[Data records]

____

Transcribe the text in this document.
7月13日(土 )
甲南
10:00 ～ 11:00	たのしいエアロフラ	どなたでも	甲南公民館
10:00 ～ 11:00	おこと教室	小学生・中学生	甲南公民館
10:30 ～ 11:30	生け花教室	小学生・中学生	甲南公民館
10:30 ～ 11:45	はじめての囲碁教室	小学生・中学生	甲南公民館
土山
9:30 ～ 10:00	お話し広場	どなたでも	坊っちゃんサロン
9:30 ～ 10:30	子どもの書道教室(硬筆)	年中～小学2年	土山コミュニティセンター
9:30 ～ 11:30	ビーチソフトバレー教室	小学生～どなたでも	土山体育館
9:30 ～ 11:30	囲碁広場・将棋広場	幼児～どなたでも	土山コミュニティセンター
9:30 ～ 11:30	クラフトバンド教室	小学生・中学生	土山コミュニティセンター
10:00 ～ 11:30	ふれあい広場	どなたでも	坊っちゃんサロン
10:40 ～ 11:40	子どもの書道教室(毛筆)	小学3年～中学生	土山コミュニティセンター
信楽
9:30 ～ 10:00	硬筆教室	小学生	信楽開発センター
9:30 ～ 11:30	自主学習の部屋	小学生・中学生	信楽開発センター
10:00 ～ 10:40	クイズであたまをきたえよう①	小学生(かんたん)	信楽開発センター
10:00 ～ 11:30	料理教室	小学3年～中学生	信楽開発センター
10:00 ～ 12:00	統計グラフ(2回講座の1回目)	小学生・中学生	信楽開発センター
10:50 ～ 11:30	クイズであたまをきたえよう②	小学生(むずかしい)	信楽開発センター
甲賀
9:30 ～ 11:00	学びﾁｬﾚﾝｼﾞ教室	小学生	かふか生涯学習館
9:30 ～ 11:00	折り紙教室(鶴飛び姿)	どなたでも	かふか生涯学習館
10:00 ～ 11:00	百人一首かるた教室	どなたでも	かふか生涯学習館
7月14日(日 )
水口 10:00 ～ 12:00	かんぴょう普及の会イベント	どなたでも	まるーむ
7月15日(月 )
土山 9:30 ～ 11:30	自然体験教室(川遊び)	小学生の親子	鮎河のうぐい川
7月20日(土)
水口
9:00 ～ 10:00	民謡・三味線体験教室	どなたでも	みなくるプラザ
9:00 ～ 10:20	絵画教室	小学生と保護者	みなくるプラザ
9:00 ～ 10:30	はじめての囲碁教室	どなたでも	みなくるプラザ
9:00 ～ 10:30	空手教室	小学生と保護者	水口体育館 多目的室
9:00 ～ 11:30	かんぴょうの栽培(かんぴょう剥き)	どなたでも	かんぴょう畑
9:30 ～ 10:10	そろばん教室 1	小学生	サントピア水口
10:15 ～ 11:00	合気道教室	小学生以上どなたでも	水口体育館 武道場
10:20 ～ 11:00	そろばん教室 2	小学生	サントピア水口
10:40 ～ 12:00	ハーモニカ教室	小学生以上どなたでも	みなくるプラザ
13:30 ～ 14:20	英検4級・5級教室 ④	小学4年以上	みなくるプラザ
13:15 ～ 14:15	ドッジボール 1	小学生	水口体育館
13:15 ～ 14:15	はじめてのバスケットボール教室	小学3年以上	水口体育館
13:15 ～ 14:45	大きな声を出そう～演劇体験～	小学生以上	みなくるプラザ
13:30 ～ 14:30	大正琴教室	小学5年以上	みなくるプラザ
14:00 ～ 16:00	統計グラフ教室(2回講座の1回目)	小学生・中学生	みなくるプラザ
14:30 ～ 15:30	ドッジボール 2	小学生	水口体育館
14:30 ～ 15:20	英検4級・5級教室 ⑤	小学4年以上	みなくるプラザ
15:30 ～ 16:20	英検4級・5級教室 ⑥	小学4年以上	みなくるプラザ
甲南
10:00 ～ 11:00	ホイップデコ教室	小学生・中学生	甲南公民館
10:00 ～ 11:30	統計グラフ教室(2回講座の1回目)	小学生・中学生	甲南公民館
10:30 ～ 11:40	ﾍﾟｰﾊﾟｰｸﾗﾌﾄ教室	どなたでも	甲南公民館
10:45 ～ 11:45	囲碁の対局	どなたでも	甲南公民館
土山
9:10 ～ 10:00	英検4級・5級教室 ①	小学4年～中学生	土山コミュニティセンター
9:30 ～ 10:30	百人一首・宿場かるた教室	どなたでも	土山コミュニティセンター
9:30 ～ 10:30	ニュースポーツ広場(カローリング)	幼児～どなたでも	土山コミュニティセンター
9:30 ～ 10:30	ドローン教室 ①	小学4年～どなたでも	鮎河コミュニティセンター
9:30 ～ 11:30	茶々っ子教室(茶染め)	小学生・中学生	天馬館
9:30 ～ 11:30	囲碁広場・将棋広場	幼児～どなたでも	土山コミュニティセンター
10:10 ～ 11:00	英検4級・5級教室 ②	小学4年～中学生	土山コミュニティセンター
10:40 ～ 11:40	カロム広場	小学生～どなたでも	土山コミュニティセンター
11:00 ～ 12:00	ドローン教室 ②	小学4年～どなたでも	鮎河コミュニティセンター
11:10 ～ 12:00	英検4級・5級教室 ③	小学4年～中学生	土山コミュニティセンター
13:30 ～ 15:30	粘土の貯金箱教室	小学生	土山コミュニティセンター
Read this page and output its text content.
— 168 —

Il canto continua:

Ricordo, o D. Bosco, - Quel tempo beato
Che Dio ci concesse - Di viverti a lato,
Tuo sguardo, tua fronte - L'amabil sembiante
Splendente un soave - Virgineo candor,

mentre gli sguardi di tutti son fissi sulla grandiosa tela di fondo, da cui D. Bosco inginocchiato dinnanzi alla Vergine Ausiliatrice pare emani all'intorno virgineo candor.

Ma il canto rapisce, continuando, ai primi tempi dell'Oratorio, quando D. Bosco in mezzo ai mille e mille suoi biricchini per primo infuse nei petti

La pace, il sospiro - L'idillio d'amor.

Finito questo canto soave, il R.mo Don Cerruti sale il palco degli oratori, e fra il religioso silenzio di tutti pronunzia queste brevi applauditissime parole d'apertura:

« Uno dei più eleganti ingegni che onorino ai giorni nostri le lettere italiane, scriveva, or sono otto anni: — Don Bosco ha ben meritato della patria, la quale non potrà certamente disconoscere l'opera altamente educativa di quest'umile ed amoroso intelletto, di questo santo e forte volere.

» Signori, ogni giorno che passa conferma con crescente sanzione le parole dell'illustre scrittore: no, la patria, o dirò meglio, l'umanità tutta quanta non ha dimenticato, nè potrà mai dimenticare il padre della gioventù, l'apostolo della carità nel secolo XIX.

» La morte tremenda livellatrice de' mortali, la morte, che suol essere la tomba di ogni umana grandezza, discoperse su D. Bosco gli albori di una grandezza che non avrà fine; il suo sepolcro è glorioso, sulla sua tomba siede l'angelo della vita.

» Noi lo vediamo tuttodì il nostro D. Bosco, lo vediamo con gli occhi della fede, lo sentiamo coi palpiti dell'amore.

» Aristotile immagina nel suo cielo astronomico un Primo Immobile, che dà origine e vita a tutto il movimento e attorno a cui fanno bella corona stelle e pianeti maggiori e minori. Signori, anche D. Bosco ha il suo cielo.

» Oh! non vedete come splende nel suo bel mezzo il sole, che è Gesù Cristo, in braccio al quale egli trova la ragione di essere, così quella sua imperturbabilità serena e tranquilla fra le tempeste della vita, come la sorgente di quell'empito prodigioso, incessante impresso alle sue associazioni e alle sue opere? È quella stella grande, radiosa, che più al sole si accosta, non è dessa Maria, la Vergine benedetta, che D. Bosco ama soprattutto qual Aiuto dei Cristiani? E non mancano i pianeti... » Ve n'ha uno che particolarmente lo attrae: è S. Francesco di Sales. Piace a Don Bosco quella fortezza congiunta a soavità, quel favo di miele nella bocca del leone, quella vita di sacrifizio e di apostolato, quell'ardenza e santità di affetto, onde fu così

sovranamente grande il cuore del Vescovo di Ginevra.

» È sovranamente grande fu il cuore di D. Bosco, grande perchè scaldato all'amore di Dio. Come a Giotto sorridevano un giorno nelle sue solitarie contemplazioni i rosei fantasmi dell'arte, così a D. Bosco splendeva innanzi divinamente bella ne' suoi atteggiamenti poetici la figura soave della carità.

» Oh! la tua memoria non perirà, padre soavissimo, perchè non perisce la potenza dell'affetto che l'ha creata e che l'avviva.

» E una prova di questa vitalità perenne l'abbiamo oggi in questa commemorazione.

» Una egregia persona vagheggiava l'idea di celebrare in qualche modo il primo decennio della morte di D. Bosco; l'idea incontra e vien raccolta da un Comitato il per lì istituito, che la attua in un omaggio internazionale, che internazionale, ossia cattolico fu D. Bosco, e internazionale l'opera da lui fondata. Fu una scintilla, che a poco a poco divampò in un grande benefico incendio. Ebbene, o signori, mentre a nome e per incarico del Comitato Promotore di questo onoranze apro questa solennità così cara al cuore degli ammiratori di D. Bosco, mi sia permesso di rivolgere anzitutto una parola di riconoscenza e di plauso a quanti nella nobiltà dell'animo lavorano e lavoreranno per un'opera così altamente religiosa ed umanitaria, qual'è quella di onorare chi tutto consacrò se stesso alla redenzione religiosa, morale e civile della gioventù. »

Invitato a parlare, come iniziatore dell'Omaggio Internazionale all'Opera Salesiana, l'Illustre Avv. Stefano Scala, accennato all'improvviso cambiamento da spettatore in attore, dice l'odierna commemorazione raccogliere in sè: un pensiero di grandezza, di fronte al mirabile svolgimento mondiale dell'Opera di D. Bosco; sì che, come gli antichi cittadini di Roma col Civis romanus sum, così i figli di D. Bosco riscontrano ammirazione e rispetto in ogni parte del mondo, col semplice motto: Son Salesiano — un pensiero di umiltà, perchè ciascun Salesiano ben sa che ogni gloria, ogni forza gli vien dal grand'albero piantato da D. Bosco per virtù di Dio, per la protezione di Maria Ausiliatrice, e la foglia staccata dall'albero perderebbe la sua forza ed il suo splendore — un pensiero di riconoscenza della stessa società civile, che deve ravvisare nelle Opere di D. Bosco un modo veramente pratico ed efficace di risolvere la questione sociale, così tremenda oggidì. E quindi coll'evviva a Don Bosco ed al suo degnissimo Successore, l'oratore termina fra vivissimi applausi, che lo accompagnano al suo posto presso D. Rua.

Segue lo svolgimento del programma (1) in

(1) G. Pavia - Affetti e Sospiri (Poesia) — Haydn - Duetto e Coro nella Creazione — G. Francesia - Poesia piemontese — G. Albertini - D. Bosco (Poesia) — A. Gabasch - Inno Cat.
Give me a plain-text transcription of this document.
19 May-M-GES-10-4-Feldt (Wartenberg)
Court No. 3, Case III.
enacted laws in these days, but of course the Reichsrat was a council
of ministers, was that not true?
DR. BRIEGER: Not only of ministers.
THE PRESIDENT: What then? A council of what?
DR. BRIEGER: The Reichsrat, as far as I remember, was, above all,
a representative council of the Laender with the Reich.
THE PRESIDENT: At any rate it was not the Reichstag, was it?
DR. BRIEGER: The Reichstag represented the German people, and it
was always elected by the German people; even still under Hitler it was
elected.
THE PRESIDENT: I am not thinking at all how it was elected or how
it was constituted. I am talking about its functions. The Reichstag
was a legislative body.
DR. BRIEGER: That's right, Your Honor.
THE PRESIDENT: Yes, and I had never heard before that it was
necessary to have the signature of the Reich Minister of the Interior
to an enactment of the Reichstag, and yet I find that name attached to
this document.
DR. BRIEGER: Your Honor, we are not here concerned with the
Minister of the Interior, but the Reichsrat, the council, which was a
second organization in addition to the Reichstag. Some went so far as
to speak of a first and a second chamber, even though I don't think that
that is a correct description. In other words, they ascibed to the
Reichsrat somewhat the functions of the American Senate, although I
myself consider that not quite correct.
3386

____

→ WHAT YOU HAVE TO DO
Return every line from the one holding "Give me a plain-text" through the end of the data, exactly as it appears, with both ends kept and nothing else.

→ ANSWER TO THIS PROBLEM
Give me a plain-text transcription of this document.
19 May-M-GES-10-4-Feldt (Wartenberg)
Court No. 3, Case III.
enacted laws in these days, but of course the Reichsrat was a council
of ministers, was that not true?
DR. BRIEGER: Not only of ministers.
THE PRESIDENT: What then? A council of what?
DR. BRIEGER: The Reichsrat, as far as I remember, was, above all,
a representative council of the Laender with the Reich.
THE PRESIDENT: At any rate it was not the Reichstag, was it?
DR. BRIEGER: The Reichstag represented the German people, and it
was always elected by the German people; even still under Hitler it was
elected.
THE PRESIDENT: I am not thinking at all how it was elected or how
it was constituted. I am talking about its functions. The Reichstag
was a legislative body.
DR. BRIEGER: That's right, Your Honor.
THE PRESIDENT: Yes, and I had never heard before that it was
necessary to have the signature of the Reich Minister of the Interior
to an enactment of the Reichstag, and yet I find that name attached to
this document.
DR. BRIEGER: Your Honor, we are not here concerned with the
Minister of the Interior, but the Reichsrat, the council, which was a
second organization in addition to the Reichstag. Some went so far as
to speak of a first and a second chamber, even though I don't think that
that is a correct description. In other words, they ascibed to the
Reichsrat somewhat the functions of the American Senate, although I
myself consider that not quite correct.
3386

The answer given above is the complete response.